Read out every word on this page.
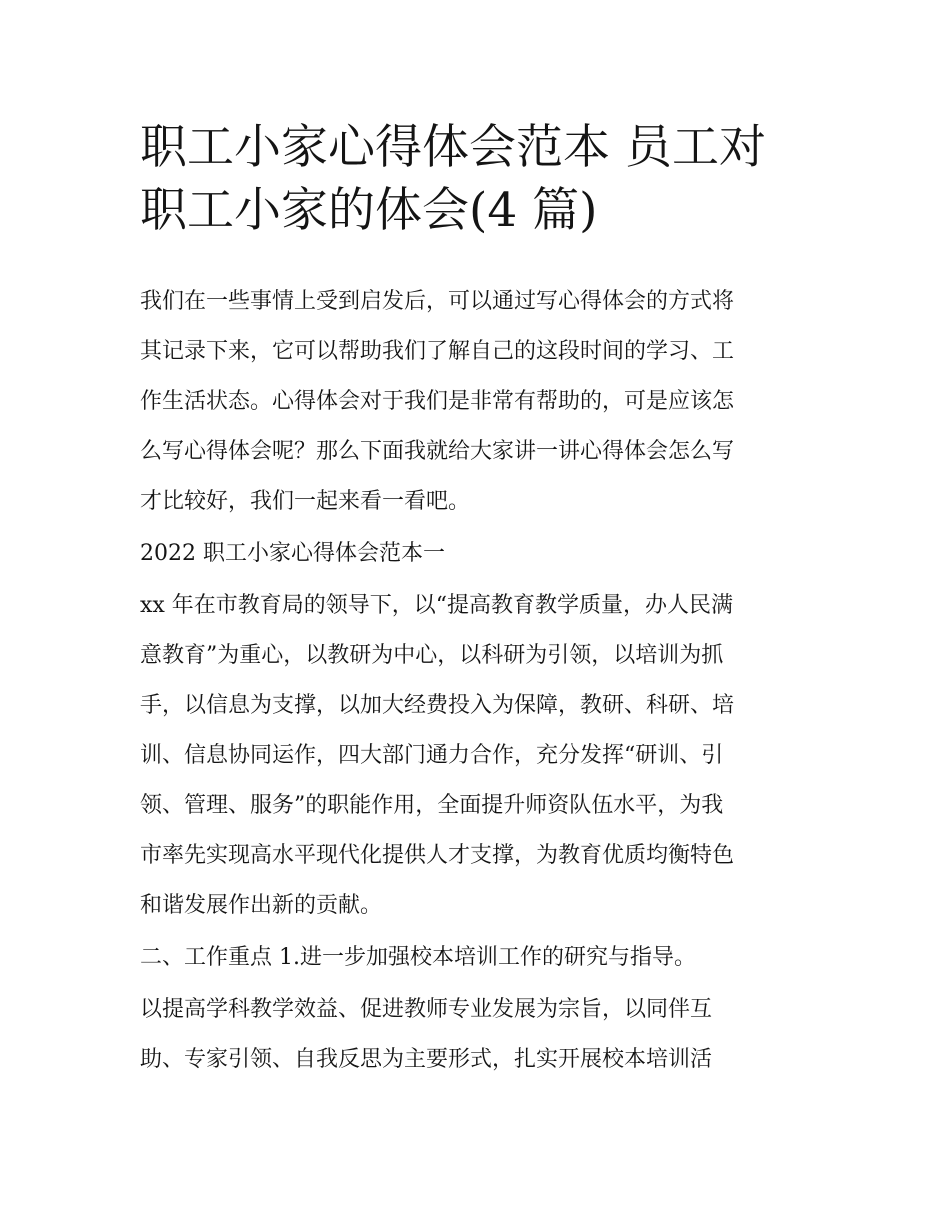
职工小家心得体会范本 员工对
职工小家的体会(4 篇)

我们在一些事情上受到启发后，可以通过写心得体会的方式将
其记录下来，它可以帮助我们了解自己的这段时间的学习、工
作生活状态。心得体会对于我们是非常有帮助的，可是应该怎
么写心得体会呢？那么下面我就给大家讲一讲心得体会怎么写
才比较好，我们一起来看一看吧。

2022 职工小家心得体会范本一

xx 年在市教育局的领导下，以“提高教育教学质量，办人民满
意教育”为重心，以教研为中心，以科研为引领，以培训为抓
手，以信息为支撑，以加大经费投入为保障，教研、科研、培
训、信息协同运作，四大部门通力合作，充分发挥“研训、引
领、管理、服务”的职能作用，全面提升师资队伍水平，为我
市率先实现高水平现代化提供人才支撑，为教育优质均衡特色
和谐发展作出新的贡献。

二、工作重点 1.进一步加强校本培训工作的研究与指导。

以提高学科教学效益、促进教师专业发展为宗旨，以同伴互
助、专家引领、自我反思为主要形式，扎实开展校本培训活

______________________________

# Stated goal
Write out every record above exactly as it stands, but leave out the pictures.

# Completed task
Read out every word on this page.
职工小家心得体会范本 员工对
职工小家的体会(4 篇)

我们在一些事情上受到启发后，可以通过写心得体会的方式将
其记录下来，它可以帮助我们了解自己的这段时间的学习、工
作生活状态。心得体会对于我们是非常有帮助的，可是应该怎
么写心得体会呢？那么下面我就给大家讲一讲心得体会怎么写
才比较好，我们一起来看一看吧。

2022 职工小家心得体会范本一

xx 年在市教育局的领导下，以“提高教育教学质量，办人民满
意教育”为重心，以教研为中心，以科研为引领，以培训为抓
手，以信息为支撑，以加大经费投入为保障，教研、科研、培
训、信息协同运作，四大部门通力合作，充分发挥“研训、引
领、管理、服务”的职能作用，全面提升师资队伍水平，为我
市率先实现高水平现代化提供人才支撑，为教育优质均衡特色
和谐发展作出新的贡献。

二、工作重点 1.进一步加强校本培训工作的研究与指导。

以提高学科教学效益、促进教师专业发展为宗旨，以同伴互
助、专家引领、自我反思为主要形式，扎实开展校本培训活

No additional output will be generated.